"""

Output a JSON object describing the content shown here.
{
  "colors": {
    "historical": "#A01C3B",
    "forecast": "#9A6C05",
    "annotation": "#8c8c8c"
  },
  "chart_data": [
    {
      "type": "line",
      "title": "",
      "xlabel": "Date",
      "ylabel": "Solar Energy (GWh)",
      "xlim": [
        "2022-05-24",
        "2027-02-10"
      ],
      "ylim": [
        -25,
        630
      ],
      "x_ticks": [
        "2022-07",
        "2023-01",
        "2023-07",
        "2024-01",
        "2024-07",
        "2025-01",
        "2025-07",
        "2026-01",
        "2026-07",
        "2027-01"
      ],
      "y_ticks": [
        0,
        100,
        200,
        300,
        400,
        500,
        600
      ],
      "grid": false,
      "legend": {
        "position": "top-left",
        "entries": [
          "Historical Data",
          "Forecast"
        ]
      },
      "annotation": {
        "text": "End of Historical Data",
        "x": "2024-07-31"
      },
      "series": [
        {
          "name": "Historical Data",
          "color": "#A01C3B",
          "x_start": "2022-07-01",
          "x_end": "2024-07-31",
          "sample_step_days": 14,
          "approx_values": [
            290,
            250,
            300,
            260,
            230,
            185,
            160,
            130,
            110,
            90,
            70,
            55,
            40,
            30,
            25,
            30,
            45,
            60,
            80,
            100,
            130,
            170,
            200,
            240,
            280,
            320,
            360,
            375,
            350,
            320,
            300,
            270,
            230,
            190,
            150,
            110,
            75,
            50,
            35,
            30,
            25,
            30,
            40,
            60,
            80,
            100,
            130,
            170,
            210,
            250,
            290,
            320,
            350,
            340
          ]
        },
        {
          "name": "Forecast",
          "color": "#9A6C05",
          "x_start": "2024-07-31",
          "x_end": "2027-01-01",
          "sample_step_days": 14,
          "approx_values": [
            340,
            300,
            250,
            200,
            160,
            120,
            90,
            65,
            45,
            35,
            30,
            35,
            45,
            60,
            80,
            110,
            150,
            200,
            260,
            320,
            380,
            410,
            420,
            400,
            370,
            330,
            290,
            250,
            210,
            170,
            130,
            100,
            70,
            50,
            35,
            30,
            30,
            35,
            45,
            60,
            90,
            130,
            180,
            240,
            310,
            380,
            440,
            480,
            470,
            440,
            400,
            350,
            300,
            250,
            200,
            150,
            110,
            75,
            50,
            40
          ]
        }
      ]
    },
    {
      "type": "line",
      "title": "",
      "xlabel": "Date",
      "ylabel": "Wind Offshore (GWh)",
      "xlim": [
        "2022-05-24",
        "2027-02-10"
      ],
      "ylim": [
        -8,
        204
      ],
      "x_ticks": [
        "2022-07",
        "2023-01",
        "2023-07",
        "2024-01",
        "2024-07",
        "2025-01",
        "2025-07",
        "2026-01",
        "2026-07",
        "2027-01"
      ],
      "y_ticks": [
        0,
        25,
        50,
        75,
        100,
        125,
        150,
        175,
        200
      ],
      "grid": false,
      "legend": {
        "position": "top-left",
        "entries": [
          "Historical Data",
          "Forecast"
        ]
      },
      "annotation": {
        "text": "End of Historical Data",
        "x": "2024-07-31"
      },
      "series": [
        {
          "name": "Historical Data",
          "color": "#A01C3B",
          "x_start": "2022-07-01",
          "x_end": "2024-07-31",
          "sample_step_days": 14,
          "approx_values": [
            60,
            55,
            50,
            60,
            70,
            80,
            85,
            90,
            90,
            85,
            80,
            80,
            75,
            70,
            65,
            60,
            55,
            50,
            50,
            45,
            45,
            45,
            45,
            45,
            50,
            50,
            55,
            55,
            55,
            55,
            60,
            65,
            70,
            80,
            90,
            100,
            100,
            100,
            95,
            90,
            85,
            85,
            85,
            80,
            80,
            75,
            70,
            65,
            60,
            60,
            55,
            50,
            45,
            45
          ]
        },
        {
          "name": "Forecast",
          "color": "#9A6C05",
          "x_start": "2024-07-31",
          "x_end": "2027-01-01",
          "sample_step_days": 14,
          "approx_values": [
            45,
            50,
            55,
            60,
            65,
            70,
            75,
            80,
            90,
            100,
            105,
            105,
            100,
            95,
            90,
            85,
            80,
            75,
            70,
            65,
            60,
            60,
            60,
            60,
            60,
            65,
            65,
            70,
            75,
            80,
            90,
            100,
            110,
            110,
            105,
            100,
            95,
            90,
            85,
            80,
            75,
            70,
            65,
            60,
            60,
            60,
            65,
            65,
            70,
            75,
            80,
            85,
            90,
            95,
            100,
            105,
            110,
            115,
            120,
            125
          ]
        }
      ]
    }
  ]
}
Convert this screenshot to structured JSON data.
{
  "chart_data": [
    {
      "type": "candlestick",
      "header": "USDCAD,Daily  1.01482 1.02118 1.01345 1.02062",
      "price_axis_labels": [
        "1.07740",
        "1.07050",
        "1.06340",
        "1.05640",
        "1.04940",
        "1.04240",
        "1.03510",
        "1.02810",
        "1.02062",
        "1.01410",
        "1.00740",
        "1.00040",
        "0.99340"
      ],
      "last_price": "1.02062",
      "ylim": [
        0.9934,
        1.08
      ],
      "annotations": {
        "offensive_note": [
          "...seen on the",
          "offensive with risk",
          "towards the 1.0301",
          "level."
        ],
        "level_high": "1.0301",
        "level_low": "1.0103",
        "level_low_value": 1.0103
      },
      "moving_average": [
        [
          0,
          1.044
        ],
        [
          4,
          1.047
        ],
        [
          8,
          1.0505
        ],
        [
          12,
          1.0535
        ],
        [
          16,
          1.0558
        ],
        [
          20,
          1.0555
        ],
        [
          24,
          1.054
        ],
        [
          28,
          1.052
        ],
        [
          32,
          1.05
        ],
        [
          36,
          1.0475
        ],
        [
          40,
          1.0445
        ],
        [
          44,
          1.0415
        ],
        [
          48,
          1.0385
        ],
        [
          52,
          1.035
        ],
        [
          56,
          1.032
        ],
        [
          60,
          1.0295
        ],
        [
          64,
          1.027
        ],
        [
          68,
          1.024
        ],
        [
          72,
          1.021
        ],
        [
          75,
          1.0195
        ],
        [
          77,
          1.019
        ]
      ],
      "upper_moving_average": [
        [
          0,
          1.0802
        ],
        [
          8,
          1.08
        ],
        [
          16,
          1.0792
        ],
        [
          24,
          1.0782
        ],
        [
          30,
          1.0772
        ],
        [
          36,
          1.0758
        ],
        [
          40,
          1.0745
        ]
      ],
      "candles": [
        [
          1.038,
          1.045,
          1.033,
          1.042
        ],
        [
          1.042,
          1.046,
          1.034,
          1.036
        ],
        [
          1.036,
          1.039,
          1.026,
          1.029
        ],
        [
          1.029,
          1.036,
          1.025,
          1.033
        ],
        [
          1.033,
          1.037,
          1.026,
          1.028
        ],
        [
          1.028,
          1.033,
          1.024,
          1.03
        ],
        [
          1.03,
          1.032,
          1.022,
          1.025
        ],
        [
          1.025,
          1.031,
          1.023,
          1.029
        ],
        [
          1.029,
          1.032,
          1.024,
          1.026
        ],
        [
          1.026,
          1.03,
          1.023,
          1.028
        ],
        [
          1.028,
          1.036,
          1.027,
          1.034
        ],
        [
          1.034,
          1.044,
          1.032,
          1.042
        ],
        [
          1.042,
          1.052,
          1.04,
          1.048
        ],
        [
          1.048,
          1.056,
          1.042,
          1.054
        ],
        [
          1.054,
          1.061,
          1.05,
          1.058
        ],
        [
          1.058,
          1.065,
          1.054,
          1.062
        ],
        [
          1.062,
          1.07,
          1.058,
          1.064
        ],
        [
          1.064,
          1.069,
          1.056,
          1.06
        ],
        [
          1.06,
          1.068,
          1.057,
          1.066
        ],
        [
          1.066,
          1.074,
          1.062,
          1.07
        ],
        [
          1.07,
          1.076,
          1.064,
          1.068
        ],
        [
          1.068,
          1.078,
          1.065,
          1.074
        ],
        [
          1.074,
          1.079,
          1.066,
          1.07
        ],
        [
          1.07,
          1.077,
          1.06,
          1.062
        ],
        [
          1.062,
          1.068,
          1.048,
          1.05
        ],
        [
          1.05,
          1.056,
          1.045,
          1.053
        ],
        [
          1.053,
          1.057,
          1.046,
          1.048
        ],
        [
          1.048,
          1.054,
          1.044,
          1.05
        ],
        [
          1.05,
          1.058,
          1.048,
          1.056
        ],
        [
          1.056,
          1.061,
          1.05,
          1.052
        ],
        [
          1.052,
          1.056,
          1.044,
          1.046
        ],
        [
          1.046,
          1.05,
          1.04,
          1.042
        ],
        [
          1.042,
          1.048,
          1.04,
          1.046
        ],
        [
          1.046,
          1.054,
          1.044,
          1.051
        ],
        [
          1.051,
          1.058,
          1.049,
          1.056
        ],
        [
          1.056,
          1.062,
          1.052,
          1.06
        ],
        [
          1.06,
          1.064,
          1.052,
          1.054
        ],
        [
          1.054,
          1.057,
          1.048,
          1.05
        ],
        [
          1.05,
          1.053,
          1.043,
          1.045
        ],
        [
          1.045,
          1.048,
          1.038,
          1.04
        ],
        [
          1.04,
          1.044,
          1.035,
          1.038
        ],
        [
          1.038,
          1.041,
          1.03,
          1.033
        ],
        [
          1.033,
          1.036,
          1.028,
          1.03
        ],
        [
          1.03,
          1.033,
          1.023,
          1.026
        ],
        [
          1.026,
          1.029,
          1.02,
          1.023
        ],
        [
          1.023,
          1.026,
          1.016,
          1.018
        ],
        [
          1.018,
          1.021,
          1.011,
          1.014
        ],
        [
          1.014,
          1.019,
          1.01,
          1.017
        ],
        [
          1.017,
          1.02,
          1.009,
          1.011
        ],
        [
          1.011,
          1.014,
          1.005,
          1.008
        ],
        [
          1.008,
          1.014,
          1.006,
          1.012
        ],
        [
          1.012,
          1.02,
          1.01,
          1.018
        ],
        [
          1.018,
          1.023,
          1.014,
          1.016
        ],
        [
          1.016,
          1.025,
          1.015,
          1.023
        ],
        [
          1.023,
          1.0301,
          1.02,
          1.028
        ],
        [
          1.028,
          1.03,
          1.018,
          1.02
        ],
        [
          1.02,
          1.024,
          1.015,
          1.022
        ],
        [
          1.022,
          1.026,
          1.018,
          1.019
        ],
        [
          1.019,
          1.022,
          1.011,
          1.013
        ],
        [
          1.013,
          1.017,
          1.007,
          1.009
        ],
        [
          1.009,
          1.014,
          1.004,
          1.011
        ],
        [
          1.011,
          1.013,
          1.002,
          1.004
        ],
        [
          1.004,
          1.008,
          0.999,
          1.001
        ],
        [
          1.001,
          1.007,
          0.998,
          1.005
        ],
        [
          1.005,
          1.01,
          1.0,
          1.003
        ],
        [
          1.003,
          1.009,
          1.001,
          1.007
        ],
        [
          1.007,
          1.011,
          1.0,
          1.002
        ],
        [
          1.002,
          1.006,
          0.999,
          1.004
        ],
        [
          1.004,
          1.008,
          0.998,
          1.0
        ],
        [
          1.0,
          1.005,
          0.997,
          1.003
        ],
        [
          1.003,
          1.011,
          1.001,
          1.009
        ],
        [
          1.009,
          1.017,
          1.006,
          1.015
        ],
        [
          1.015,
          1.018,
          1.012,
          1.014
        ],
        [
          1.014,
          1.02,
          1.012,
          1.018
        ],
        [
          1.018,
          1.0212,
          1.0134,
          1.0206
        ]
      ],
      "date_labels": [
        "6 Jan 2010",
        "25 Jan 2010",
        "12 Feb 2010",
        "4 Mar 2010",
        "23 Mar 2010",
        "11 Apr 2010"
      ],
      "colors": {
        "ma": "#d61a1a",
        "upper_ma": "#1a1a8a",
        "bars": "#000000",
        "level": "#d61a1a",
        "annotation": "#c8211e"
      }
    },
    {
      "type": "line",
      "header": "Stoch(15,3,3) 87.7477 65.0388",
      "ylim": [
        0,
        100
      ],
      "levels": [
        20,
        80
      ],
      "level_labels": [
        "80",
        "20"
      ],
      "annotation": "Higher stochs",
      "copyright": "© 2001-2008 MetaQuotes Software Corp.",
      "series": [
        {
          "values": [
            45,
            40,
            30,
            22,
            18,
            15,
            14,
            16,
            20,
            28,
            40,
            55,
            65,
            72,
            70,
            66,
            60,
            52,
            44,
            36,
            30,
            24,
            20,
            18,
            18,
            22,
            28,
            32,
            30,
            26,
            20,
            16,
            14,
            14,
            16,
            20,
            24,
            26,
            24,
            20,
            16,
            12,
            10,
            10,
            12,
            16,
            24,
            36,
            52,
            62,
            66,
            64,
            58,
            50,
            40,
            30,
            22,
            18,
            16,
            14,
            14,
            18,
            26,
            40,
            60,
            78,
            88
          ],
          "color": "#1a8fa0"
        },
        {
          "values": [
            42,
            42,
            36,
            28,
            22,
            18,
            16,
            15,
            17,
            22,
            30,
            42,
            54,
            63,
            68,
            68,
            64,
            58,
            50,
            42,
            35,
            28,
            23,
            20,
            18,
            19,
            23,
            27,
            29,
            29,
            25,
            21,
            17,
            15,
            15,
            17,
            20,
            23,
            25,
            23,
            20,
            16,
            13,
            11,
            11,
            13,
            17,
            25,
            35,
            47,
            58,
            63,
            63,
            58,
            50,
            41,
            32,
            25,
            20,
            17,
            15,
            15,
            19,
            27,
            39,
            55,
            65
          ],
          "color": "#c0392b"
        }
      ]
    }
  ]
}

"""

PROBLEM TO WORK ON
Check each line of the records above for the word "JSON", then give the number of lines that have it, with no other words.

WRITTEN SOLUTION
2